Exercise input
+++++
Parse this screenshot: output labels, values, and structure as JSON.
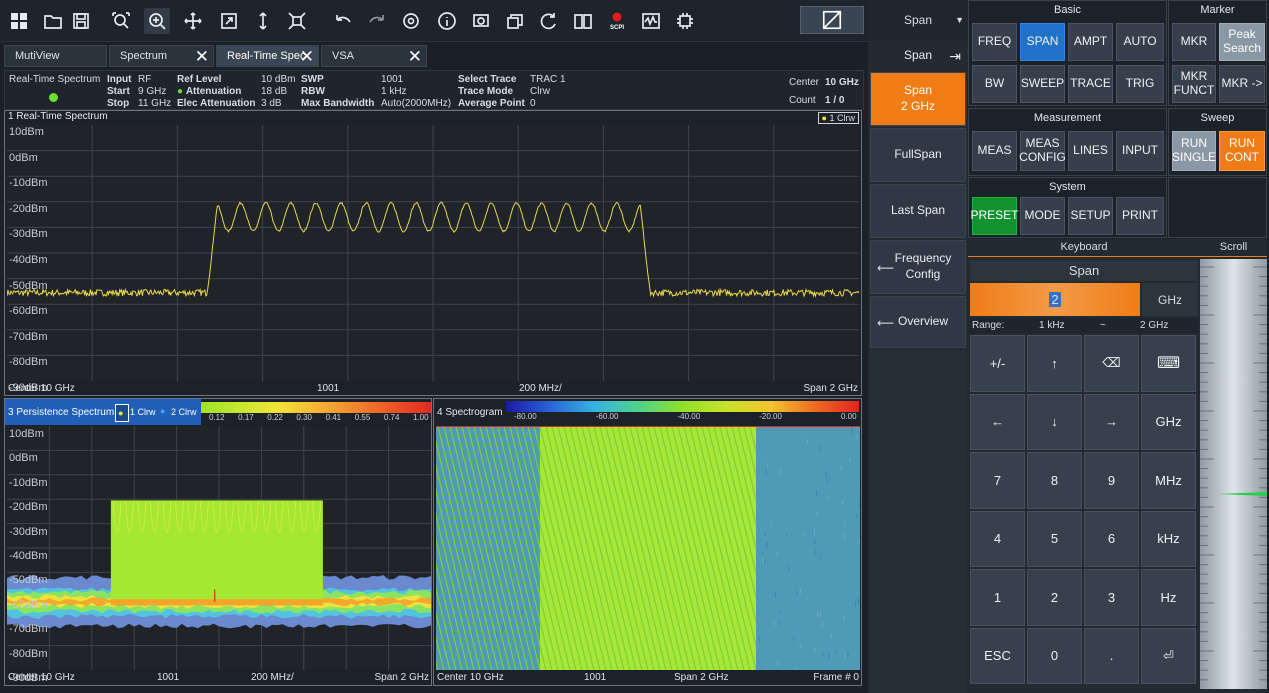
{
  "tabs": [
    {
      "label": "MutiView",
      "closable": false
    },
    {
      "label": "Spectrum",
      "closable": true
    },
    {
      "label": "Real-Time Spec",
      "closable": true,
      "selected": true
    },
    {
      "label": "VSA",
      "closable": true
    }
  ],
  "info": {
    "mode": "Real-Time Spectrum",
    "input_label": "Input",
    "input_val": "RF",
    "start_label": "Start",
    "start_val": "9 GHz",
    "stop_label": "Stop",
    "stop_val": "11 GHz",
    "reflevel_label": "Ref Level",
    "reflevel_val": "10 dBm",
    "atten_label": "Attenuation",
    "atten_val": "18 dB",
    "elec_label": "Elec Attenuation",
    "elec_val": "3 dB",
    "swp_label": "SWP",
    "swp_val": "1001",
    "rbw_label": "RBW",
    "rbw_val": "1 kHz",
    "maxbw_label": "Max Bandwidth",
    "maxbw_val": "Auto(2000MHz)",
    "seltrace_label": "Select Trace",
    "seltrace_val": "TRAC 1",
    "tracemode_label": "Trace Mode",
    "tracemode_val": "Clrw",
    "avgpt_label": "Average Point",
    "avgpt_val": "0",
    "center_label": "Center",
    "center_val": "10 GHz",
    "count_label": "Count",
    "count_val": "1 / 0"
  },
  "panel1": {
    "title": "1 Real-Time Spectrum",
    "legend": "1 Clrw",
    "ylabels": [
      "10dBm",
      "0dBm",
      "-10dBm",
      "-20dBm",
      "-30dBm",
      "-40dBm",
      "-50dBm",
      "-60dBm",
      "-70dBm",
      "-80dBm",
      "-90dBm"
    ],
    "foot_left": "Center 10 GHz",
    "foot_pts": "1001",
    "foot_div": "200 MHz/",
    "foot_right": "Span 2 GHz"
  },
  "panel3": {
    "title": "3 Persistence Spectrum",
    "legend1": "1 Clrw",
    "legend2": "2 Clrw",
    "scale": [
      "0.12",
      "0.17",
      "0.22",
      "0.30",
      "0.41",
      "0.55",
      "0.74",
      "1.00"
    ],
    "ylabels": [
      "10dBm",
      "0dBm",
      "-10dBm",
      "-20dBm",
      "-30dBm",
      "-40dBm",
      "-50dBm",
      "-60dBm",
      "-70dBm",
      "-80dBm",
      "-90dBm"
    ],
    "foot_left": "Center 10 GHz",
    "foot_pts": "1001",
    "foot_div": "200 MHz/",
    "foot_right": "Span 2 GHz"
  },
  "panel4": {
    "title": "4 Spectrogram",
    "scale": [
      "-80.00",
      "-60.00",
      "-40.00",
      "-20.00",
      "0.00"
    ],
    "foot_left": "Center 10 GHz",
    "foot_pts": "1001",
    "foot_span": "Span 2 GHz",
    "foot_right": "Frame # 0"
  },
  "softkeys": {
    "header": "Span",
    "span_label": "Span",
    "span_active_line1": "Span",
    "span_active_line2": "2 GHz",
    "fullspan": "FullSpan",
    "lastspan": "Last Span",
    "freqconfig_line1": "Frequency",
    "freqconfig_line2": "Config",
    "overview": "Overview"
  },
  "basic": {
    "title": "Basic",
    "buttons": [
      "FREQ",
      "SPAN",
      "AMPT",
      "AUTO",
      "BW",
      "SWEEP",
      "TRACE",
      "TRIG"
    ]
  },
  "marker": {
    "title": "Marker",
    "mkr": "MKR",
    "peak1": "Peak",
    "peak2": "Search",
    "funct1": "MKR",
    "funct2": "FUNCT",
    "mkrto": "MKR ->"
  },
  "measurement": {
    "title": "Measurement",
    "meas": "MEAS",
    "config1": "MEAS",
    "config2": "CONFIG",
    "lines": "LINES",
    "input": "INPUT"
  },
  "sweep": {
    "title": "Sweep",
    "single1": "RUN",
    "single2": "SINGLE",
    "cont1": "RUN",
    "cont2": "CONT"
  },
  "system": {
    "title": "System",
    "preset": "PRESET",
    "mode": "MODE",
    "setup": "SETUP",
    "print": "PRINT"
  },
  "keyboard": {
    "title": "Keyboard",
    "scroll": "Scroll",
    "field_title": "Span",
    "value": "2",
    "unit": "GHz",
    "range_label": "Range:",
    "range_min": "1 kHz",
    "range_sep": "~",
    "range_max": "2 GHz",
    "keys": [
      "+/-",
      "↑",
      "⌫",
      "⌨",
      "←",
      "↓",
      "→",
      "GHz",
      "7",
      "8",
      "9",
      "MHz",
      "4",
      "5",
      "6",
      "kHz",
      "1",
      "2",
      "3",
      "Hz",
      "ESC",
      "0",
      ".",
      "⏎"
    ]
  },
  "colors": {
    "accent_orange": "#f07c16",
    "accent_blue": "#2073c8",
    "trace_yellow": "#e8d84a",
    "preset_green": "#11922f"
  }
}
+++++
What you will do
Pictures in the records above are left out; print everything else exactly as written.

The output
Parse this screenshot: output labels, values, and structure as JSON.
{
  "tabs": [
    {
      "label": "MutiView",
      "closable": false
    },
    {
      "label": "Spectrum",
      "closable": true
    },
    {
      "label": "Real-Time Spec",
      "closable": true,
      "selected": true
    },
    {
      "label": "VSA",
      "closable": true
    }
  ],
  "info": {
    "mode": "Real-Time Spectrum",
    "input_label": "Input",
    "input_val": "RF",
    "start_label": "Start",
    "start_val": "9 GHz",
    "stop_label": "Stop",
    "stop_val": "11 GHz",
    "reflevel_label": "Ref Level",
    "reflevel_val": "10 dBm",
    "atten_label": "Attenuation",
    "atten_val": "18 dB",
    "elec_label": "Elec Attenuation",
    "elec_val": "3 dB",
    "swp_label": "SWP",
    "swp_val": "1001",
    "rbw_label": "RBW",
    "rbw_val": "1 kHz",
    "maxbw_label": "Max Bandwidth",
    "maxbw_val": "Auto(2000MHz)",
    "seltrace_label": "Select Trace",
    "seltrace_val": "TRAC 1",
    "tracemode_label": "Trace Mode",
    "tracemode_val": "Clrw",
    "avgpt_label": "Average Point",
    "avgpt_val": "0",
    "center_label": "Center",
    "center_val": "10 GHz",
    "count_label": "Count",
    "count_val": "1 / 0"
  },
  "panel1": {
    "title": "1 Real-Time Spectrum",
    "legend": "1 Clrw",
    "ylabels": [
      "10dBm",
      "0dBm",
      "-10dBm",
      "-20dBm",
      "-30dBm",
      "-40dBm",
      "-50dBm",
      "-60dBm",
      "-70dBm",
      "-80dBm",
      "-90dBm"
    ],
    "foot_left": "Center 10 GHz",
    "foot_pts": "1001",
    "foot_div": "200 MHz/",
    "foot_right": "Span 2 GHz"
  },
  "panel3": {
    "title": "3 Persistence Spectrum",
    "legend1": "1 Clrw",
    "legend2": "2 Clrw",
    "scale": [
      "0.12",
      "0.17",
      "0.22",
      "0.30",
      "0.41",
      "0.55",
      "0.74",
      "1.00"
    ],
    "ylabels": [
      "10dBm",
      "0dBm",
      "-10dBm",
      "-20dBm",
      "-30dBm",
      "-40dBm",
      "-50dBm",
      "-60dBm",
      "-70dBm",
      "-80dBm",
      "-90dBm"
    ],
    "foot_left": "Center 10 GHz",
    "foot_pts": "1001",
    "foot_div": "200 MHz/",
    "foot_right": "Span 2 GHz"
  },
  "panel4": {
    "title": "4 Spectrogram",
    "scale": [
      "-80.00",
      "-60.00",
      "-40.00",
      "-20.00",
      "0.00"
    ],
    "foot_left": "Center 10 GHz",
    "foot_pts": "1001",
    "foot_span": "Span 2 GHz",
    "foot_right": "Frame # 0"
  },
  "softkeys": {
    "header": "Span",
    "span_label": "Span",
    "span_active_line1": "Span",
    "span_active_line2": "2 GHz",
    "fullspan": "FullSpan",
    "lastspan": "Last Span",
    "freqconfig_line1": "Frequency",
    "freqconfig_line2": "Config",
    "overview": "Overview"
  },
  "basic": {
    "title": "Basic",
    "buttons": [
      "FREQ",
      "SPAN",
      "AMPT",
      "AUTO",
      "BW",
      "SWEEP",
      "TRACE",
      "TRIG"
    ]
  },
  "marker": {
    "title": "Marker",
    "mkr": "MKR",
    "peak1": "Peak",
    "peak2": "Search",
    "funct1": "MKR",
    "funct2": "FUNCT",
    "mkrto": "MKR ->"
  },
  "measurement": {
    "title": "Measurement",
    "meas": "MEAS",
    "config1": "MEAS",
    "config2": "CONFIG",
    "lines": "LINES",
    "input": "INPUT"
  },
  "sweep": {
    "title": "Sweep",
    "single1": "RUN",
    "single2": "SINGLE",
    "cont1": "RUN",
    "cont2": "CONT"
  },
  "system": {
    "title": "System",
    "preset": "PRESET",
    "mode": "MODE",
    "setup": "SETUP",
    "print": "PRINT"
  },
  "keyboard": {
    "title": "Keyboard",
    "scroll": "Scroll",
    "field_title": "Span",
    "value": "2",
    "unit": "GHz",
    "range_label": "Range:",
    "range_min": "1 kHz",
    "range_sep": "~",
    "range_max": "2 GHz",
    "keys": [
      "+/-",
      "↑",
      "⌫",
      "⌨",
      "←",
      "↓",
      "→",
      "GHz",
      "7",
      "8",
      "9",
      "MHz",
      "4",
      "5",
      "6",
      "kHz",
      "1",
      "2",
      "3",
      "Hz",
      "ESC",
      "0",
      ".",
      "⏎"
    ]
  },
  "colors": {
    "accent_orange": "#f07c16",
    "accent_blue": "#2073c8",
    "trace_yellow": "#e8d84a",
    "preset_green": "#11922f"
  }
}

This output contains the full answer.